Set problem
Find the string "type" in the data, then copy every line where it is found.

[Data entries]

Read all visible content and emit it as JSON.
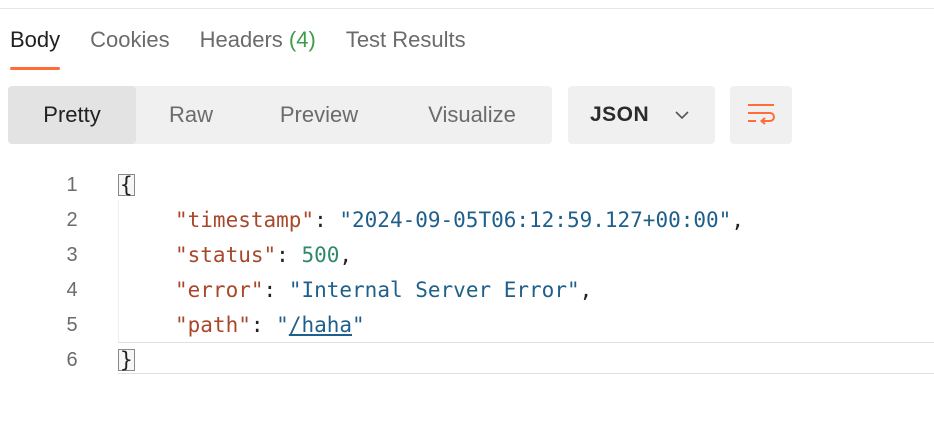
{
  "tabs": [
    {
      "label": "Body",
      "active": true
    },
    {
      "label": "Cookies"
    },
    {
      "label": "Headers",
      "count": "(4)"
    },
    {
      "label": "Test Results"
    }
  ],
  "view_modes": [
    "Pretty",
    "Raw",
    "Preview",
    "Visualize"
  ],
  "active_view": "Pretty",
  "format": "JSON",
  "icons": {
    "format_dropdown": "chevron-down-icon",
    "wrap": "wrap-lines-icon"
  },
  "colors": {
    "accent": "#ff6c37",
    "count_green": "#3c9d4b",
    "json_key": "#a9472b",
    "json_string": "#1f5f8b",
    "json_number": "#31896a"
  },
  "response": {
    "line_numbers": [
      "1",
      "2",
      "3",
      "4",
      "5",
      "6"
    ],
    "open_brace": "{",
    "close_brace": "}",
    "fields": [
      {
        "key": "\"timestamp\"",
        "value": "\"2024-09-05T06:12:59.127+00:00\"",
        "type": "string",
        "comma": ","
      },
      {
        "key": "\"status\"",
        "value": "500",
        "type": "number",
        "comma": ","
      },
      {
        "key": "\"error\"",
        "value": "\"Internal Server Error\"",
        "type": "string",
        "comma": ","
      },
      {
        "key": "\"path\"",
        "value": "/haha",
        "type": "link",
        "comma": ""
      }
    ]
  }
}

Exercise answer
        "type": "string",
        "type": "number",
        "type": "string",
        "type": "link",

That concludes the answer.